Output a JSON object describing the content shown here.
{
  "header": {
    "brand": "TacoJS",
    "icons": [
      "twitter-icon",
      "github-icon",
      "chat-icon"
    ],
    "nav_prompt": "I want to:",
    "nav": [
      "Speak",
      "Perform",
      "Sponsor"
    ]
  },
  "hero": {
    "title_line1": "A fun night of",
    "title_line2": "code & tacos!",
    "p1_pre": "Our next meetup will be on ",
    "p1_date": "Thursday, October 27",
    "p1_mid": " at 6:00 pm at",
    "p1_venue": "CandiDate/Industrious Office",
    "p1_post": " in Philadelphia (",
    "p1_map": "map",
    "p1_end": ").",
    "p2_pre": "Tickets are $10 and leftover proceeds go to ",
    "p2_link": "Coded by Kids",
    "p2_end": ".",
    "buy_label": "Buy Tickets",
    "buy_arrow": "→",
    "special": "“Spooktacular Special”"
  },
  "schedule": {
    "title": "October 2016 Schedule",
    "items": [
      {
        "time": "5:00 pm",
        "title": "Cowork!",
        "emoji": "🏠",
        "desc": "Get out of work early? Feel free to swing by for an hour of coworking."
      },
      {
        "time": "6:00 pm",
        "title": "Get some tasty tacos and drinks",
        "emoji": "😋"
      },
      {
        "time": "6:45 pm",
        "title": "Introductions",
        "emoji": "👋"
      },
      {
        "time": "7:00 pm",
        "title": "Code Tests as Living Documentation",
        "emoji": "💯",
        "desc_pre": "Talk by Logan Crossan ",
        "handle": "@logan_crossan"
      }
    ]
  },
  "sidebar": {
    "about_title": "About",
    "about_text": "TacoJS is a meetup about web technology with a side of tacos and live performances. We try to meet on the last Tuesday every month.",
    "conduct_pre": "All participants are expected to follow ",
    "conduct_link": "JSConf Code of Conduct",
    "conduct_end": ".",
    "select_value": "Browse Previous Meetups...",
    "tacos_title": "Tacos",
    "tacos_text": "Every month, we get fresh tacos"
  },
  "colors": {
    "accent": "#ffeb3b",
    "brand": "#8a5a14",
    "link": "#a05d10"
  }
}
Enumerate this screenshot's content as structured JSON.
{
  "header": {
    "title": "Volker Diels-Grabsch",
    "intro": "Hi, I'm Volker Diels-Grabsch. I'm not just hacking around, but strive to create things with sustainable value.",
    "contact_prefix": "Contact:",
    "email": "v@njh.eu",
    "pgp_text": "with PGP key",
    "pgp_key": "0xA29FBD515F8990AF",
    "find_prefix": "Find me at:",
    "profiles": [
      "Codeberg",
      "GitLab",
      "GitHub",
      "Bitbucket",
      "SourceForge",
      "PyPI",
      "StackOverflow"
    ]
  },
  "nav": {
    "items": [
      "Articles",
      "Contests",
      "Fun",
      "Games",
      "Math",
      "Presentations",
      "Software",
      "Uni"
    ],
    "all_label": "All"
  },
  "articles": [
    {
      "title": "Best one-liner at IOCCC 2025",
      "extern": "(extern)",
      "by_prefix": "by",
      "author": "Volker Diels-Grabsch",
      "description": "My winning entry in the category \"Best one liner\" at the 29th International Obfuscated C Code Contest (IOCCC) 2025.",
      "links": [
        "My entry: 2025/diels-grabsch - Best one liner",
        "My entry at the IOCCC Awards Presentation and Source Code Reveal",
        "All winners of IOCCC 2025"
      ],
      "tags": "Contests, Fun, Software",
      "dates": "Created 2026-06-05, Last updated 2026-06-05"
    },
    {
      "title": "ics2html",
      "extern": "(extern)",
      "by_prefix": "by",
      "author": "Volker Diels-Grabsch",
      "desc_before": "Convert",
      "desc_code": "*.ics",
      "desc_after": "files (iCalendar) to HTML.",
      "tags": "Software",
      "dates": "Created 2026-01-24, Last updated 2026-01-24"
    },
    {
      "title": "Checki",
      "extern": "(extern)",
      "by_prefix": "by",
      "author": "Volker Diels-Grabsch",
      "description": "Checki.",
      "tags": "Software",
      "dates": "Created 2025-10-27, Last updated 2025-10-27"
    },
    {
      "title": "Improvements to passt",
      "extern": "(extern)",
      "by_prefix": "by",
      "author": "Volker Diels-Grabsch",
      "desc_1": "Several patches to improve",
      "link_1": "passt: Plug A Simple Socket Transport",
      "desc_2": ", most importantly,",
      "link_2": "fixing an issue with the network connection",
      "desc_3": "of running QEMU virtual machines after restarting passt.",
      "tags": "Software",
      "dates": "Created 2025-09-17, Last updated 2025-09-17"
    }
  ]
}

• [Short problem]: Write out the complete set of records exactly as given.

• [Exercise answer]:
Output a JSON object describing the content shown here.
{
  "header": {
    "brand": "TacoJS",
    "icons": [
      "twitter-icon",
      "github-icon",
      "chat-icon"
    ],
    "nav_prompt": "I want to:",
    "nav": [
      "Speak",
      "Perform",
      "Sponsor"
    ]
  },
  "hero": {
    "title_line1": "A fun night of",
    "title_line2": "code & tacos!",
    "p1_pre": "Our next meetup will be on ",
    "p1_date": "Thursday, October 27",
    "p1_mid": " at 6:00 pm at",
    "p1_venue": "CandiDate/Industrious Office",
    "p1_post": " in Philadelphia (",
    "p1_map": "map",
    "p1_end": ").",
    "p2_pre": "Tickets are $10 and leftover proceeds go to ",
    "p2_link": "Coded by Kids",
    "p2_end": ".",
    "buy_label": "Buy Tickets",
    "buy_arrow": "→",
    "special": "“Spooktacular Special”"
  },
  "schedule": {
    "title": "October 2016 Schedule",
    "items": [
      {
        "time": "5:00 pm",
        "title": "Cowork!",
        "emoji": "🏠",
        "desc": "Get out of work early? Feel free to swing by for an hour of coworking."
      },
      {
        "time": "6:00 pm",
        "title": "Get some tasty tacos and drinks",
        "emoji": "😋"
      },
      {
        "time": "6:45 pm",
        "title": "Introductions",
        "emoji": "👋"
      },
      {
        "time": "7:00 pm",
        "title": "Code Tests as Living Documentation",
        "emoji": "💯",
        "desc_pre": "Talk by Logan Crossan ",
        "handle": "@logan_crossan"
      }
    ]
  },
  "sidebar": {
    "about_title": "About",
    "about_text": "TacoJS is a meetup about web technology with a side of tacos and live performances. We try to meet on the last Tuesday every month.",
    "conduct_pre": "All participants are expected to follow ",
    "conduct_link": "JSConf Code of Conduct",
    "conduct_end": ".",
    "select_value": "Browse Previous Meetups...",
    "tacos_title": "Tacos",
    "tacos_text": "Every month, we get fresh tacos"
  },
  "colors": {
    "accent": "#ffeb3b",
    "brand": "#8a5a14",
    "link": "#a05d10"
  }
}
Enumerate this screenshot's content as structured JSON.
{
  "header": {
    "title": "Volker Diels-Grabsch",
    "intro": "Hi, I'm Volker Diels-Grabsch. I'm not just hacking around, but strive to create things with sustainable value.",
    "contact_prefix": "Contact:",
    "email": "v@njh.eu",
    "pgp_text": "with PGP key",
    "pgp_key": "0xA29FBD515F8990AF",
    "find_prefix": "Find me at:",
    "profiles": [
      "Codeberg",
      "GitLab",
      "GitHub",
      "Bitbucket",
      "SourceForge",
      "PyPI",
      "StackOverflow"
    ]
  },
  "nav": {
    "items": [
      "Articles",
      "Contests",
      "Fun",
      "Games",
      "Math",
      "Presentations",
      "Software",
      "Uni"
    ],
    "all_label": "All"
  },
  "articles": [
    {
      "title": "Best one-liner at IOCCC 2025",
      "extern": "(extern)",
      "by_prefix": "by",
      "author": "Volker Diels-Grabsch",
      "description": "My winning entry in the category \"Best one liner\" at the 29th International Obfuscated C Code Contest (IOCCC) 2025.",
      "links": [
        "My entry: 2025/diels-grabsch - Best one liner",
        "My entry at the IOCCC Awards Presentation and Source Code Reveal",
        "All winners of IOCCC 2025"
      ],
      "tags": "Contests, Fun, Software",
      "dates": "Created 2026-06-05, Last updated 2026-06-05"
    },
    {
      "title": "ics2html",
      "extern": "(extern)",
      "by_prefix": "by",
      "author": "Volker Diels-Grabsch",
      "desc_before": "Convert",
      "desc_code": "*.ics",
      "desc_after": "files (iCalendar) to HTML.",
      "tags": "Software",
      "dates": "Created 2026-01-24, Last updated 2026-01-24"
    },
    {
      "title": "Checki",
      "extern": "(extern)",
      "by_prefix": "by",
      "author": "Volker Diels-Grabsch",
      "description": "Checki.",
      "tags": "Software",
      "dates": "Created 2025-10-27, Last updated 2025-10-27"
    },
    {
      "title": "Improvements to passt",
      "extern": "(extern)",
      "by_prefix": "by",
      "author": "Volker Diels-Grabsch",
      "desc_1": "Several patches to improve",
      "link_1": "passt: Plug A Simple Socket Transport",
      "desc_2": ", most importantly,",
      "link_2": "fixing an issue with the network connection",
      "desc_3": "of running QEMU virtual machines after restarting passt.",
      "tags": "Software",
      "dates": "Created 2025-09-17, Last updated 2025-09-17"
    }
  ]
}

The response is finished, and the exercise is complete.